#### Problem description
Write out all of the lines below, exactly and completely.

#### Dataset excerpts
——

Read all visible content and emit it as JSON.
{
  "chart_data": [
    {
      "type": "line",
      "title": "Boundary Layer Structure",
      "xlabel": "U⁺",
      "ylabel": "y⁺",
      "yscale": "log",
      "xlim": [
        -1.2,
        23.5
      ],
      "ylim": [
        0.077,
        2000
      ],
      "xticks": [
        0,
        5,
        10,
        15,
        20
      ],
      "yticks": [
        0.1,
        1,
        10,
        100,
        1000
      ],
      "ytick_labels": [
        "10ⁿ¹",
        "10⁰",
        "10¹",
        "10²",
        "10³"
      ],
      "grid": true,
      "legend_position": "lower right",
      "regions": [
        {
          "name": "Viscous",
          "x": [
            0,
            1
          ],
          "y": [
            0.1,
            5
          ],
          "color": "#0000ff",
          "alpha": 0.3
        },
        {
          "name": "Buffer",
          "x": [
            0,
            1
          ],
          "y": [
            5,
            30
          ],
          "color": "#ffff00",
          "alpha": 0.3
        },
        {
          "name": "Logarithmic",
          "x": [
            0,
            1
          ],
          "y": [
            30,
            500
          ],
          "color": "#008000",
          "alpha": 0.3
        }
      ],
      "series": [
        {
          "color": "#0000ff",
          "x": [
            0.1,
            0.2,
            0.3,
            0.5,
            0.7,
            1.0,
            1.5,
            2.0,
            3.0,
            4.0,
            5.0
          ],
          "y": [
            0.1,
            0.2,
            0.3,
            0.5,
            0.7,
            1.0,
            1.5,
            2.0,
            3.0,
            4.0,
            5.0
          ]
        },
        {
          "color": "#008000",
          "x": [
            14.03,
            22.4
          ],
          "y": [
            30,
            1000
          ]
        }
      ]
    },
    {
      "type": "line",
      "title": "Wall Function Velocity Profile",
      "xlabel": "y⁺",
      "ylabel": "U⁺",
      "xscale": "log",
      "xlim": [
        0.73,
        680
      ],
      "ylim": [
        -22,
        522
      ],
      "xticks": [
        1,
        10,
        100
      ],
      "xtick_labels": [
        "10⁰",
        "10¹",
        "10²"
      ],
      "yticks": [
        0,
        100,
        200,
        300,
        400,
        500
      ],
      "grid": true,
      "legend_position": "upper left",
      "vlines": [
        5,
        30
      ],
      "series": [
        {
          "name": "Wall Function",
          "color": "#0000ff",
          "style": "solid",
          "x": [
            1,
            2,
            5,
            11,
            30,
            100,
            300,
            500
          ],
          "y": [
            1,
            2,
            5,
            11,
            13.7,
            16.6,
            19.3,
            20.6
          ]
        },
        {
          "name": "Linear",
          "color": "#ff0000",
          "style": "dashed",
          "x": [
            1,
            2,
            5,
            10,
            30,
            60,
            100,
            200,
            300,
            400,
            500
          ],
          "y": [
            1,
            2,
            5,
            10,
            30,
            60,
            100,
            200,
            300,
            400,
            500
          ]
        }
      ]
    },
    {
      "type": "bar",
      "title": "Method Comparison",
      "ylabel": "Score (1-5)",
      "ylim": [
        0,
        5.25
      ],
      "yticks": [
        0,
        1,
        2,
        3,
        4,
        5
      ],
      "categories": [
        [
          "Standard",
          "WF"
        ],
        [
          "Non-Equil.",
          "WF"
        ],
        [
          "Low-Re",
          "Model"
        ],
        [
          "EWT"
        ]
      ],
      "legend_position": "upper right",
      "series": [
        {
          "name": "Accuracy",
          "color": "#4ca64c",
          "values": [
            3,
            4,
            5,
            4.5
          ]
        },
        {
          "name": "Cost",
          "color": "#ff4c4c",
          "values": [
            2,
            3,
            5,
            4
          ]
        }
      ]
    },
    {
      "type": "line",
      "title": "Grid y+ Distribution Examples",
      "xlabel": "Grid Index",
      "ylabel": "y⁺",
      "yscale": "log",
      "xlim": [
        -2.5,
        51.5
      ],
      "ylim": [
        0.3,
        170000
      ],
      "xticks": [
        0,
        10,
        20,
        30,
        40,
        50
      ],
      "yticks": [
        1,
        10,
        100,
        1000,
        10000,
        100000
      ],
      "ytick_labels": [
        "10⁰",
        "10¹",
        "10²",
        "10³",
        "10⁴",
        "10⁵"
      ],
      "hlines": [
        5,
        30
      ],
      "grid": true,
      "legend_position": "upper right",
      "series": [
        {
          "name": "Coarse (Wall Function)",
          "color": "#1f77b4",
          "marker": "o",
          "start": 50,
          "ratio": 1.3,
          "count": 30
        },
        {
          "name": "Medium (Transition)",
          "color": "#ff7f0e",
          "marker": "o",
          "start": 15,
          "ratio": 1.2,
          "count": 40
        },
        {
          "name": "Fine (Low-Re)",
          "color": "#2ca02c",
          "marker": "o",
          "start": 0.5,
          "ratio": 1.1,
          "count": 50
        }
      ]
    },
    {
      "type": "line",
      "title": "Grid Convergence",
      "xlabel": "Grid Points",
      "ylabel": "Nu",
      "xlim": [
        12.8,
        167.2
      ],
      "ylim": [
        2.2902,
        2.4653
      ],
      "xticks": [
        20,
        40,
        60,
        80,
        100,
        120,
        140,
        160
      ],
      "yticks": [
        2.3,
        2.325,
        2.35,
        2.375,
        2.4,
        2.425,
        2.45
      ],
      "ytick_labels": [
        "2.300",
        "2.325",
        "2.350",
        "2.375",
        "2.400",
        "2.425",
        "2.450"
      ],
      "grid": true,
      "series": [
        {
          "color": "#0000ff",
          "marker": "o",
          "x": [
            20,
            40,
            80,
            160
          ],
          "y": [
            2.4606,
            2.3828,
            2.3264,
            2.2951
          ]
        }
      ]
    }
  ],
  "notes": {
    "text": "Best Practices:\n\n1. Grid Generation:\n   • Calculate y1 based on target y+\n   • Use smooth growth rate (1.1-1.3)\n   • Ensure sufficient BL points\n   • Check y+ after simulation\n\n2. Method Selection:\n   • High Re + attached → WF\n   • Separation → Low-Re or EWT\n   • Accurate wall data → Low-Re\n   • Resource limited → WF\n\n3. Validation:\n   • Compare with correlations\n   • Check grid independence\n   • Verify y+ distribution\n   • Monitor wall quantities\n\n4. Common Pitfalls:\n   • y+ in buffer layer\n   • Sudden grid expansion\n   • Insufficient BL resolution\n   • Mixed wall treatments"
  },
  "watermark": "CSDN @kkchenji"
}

——

#### Finished answer
Read all visible content and emit it as JSON.
{
  "chart_data": [
    {
      "type": "line",
      "title": "Boundary Layer Structure",
      "xlabel": "U⁺",
      "ylabel": "y⁺",
      "yscale": "log",
      "xlim": [
        -1.2,
        23.5
      ],
      "ylim": [
        0.077,
        2000
      ],
      "xticks": [
        0,
        5,
        10,
        15,
        20
      ],
      "yticks": [
        0.1,
        1,
        10,
        100,
        1000
      ],
      "ytick_labels": [
        "10ⁿ¹",
        "10⁰",
        "10¹",
        "10²",
        "10³"
      ],
      "grid": true,
      "legend_position": "lower right",
      "regions": [
        {
          "name": "Viscous",
          "x": [
            0,
            1
          ],
          "y": [
            0.1,
            5
          ],
          "color": "#0000ff",
          "alpha": 0.3
        },
        {
          "name": "Buffer",
          "x": [
            0,
            1
          ],
          "y": [
            5,
            30
          ],
          "color": "#ffff00",
          "alpha": 0.3
        },
        {
          "name": "Logarithmic",
          "x": [
            0,
            1
          ],
          "y": [
            30,
            500
          ],
          "color": "#008000",
          "alpha": 0.3
        }
      ],
      "series": [
        {
          "color": "#0000ff",
          "x": [
            0.1,
            0.2,
            0.3,
            0.5,
            0.7,
            1.0,
            1.5,
            2.0,
            3.0,
            4.0,
            5.0
          ],
          "y": [
            0.1,
            0.2,
            0.3,
            0.5,
            0.7,
            1.0,
            1.5,
            2.0,
            3.0,
            4.0,
            5.0
          ]
        },
        {
          "color": "#008000",
          "x": [
            14.03,
            22.4
          ],
          "y": [
            30,
            1000
          ]
        }
      ]
    },
    {
      "type": "line",
      "title": "Wall Function Velocity Profile",
      "xlabel": "y⁺",
      "ylabel": "U⁺",
      "xscale": "log",
      "xlim": [
        0.73,
        680
      ],
      "ylim": [
        -22,
        522
      ],
      "xticks": [
        1,
        10,
        100
      ],
      "xtick_labels": [
        "10⁰",
        "10¹",
        "10²"
      ],
      "yticks": [
        0,
        100,
        200,
        300,
        400,
        500
      ],
      "grid": true,
      "legend_position": "upper left",
      "vlines": [
        5,
        30
      ],
      "series": [
        {
          "name": "Wall Function",
          "color": "#0000ff",
          "style": "solid",
          "x": [
            1,
            2,
            5,
            11,
            30,
            100,
            300,
            500
          ],
          "y": [
            1,
            2,
            5,
            11,
            13.7,
            16.6,
            19.3,
            20.6
          ]
        },
        {
          "name": "Linear",
          "color": "#ff0000",
          "style": "dashed",
          "x": [
            1,
            2,
            5,
            10,
            30,
            60,
            100,
            200,
            300,
            400,
            500
          ],
          "y": [
            1,
            2,
            5,
            10,
            30,
            60,
            100,
            200,
            300,
            400,
            500
          ]
        }
      ]
    },
    {
      "type": "bar",
      "title": "Method Comparison",
      "ylabel": "Score (1-5)",
      "ylim": [
        0,
        5.25
      ],
      "yticks": [
        0,
        1,
        2,
        3,
        4,
        5
      ],
      "categories": [
        [
          "Standard",
          "WF"
        ],
        [
          "Non-Equil.",
          "WF"
        ],
        [
          "Low-Re",
          "Model"
        ],
        [
          "EWT"
        ]
      ],
      "legend_position": "upper right",
      "series": [
        {
          "name": "Accuracy",
          "color": "#4ca64c",
          "values": [
            3,
            4,
            5,
            4.5
          ]
        },
        {
          "name": "Cost",
          "color": "#ff4c4c",
          "values": [
            2,
            3,
            5,
            4
          ]
        }
      ]
    },
    {
      "type": "line",
      "title": "Grid y+ Distribution Examples",
      "xlabel": "Grid Index",
      "ylabel": "y⁺",
      "yscale": "log",
      "xlim": [
        -2.5,
        51.5
      ],
      "ylim": [
        0.3,
        170000
      ],
      "xticks": [
        0,
        10,
        20,
        30,
        40,
        50
      ],
      "yticks": [
        1,
        10,
        100,
        1000,
        10000,
        100000
      ],
      "ytick_labels": [
        "10⁰",
        "10¹",
        "10²",
        "10³",
        "10⁴",
        "10⁵"
      ],
      "hlines": [
        5,
        30
      ],
      "grid": true,
      "legend_position": "upper right",
      "series": [
        {
          "name": "Coarse (Wall Function)",
          "color": "#1f77b4",
          "marker": "o",
          "start": 50,
          "ratio": 1.3,
          "count": 30
        },
        {
          "name": "Medium (Transition)",
          "color": "#ff7f0e",
          "marker": "o",
          "start": 15,
          "ratio": 1.2,
          "count": 40
        },
        {
          "name": "Fine (Low-Re)",
          "color": "#2ca02c",
          "marker": "o",
          "start": 0.5,
          "ratio": 1.1,
          "count": 50
        }
      ]
    },
    {
      "type": "line",
      "title": "Grid Convergence",
      "xlabel": "Grid Points",
      "ylabel": "Nu",
      "xlim": [
        12.8,
        167.2
      ],
      "ylim": [
        2.2902,
        2.4653
      ],
      "xticks": [
        20,
        40,
        60,
        80,
        100,
        120,
        140,
        160
      ],
      "yticks": [
        2.3,
        2.325,
        2.35,
        2.375,
        2.4,
        2.425,
        2.45
      ],
      "ytick_labels": [
        "2.300",
        "2.325",
        "2.350",
        "2.375",
        "2.400",
        "2.425",
        "2.450"
      ],
      "grid": true,
      "series": [
        {
          "color": "#0000ff",
          "marker": "o",
          "x": [
            20,
            40,
            80,
            160
          ],
          "y": [
            2.4606,
            2.3828,
            2.3264,
            2.2951
          ]
        }
      ]
    }
  ],
  "notes": {
    "text": "Best Practices:\n\n1. Grid Generation:\n   • Calculate y1 based on target y+\n   • Use smooth growth rate (1.1-1.3)\n   • Ensure sufficient BL points\n   • Check y+ after simulation\n\n2. Method Selection:\n   • High Re + attached → WF\n   • Separation → Low-Re or EWT\n   • Accurate wall data → Low-Re\n   • Resource limited → WF\n\n3. Validation:\n   • Compare with correlations\n   • Check grid independence\n   • Verify y+ distribution\n   • Monitor wall quantities\n\n4. Common Pitfalls:\n   • y+ in buffer layer\n   • Sudden grid expansion\n   • Insufficient BL resolution\n   • Mixed wall treatments"
  },
  "watermark": "CSDN @kkchenji"
}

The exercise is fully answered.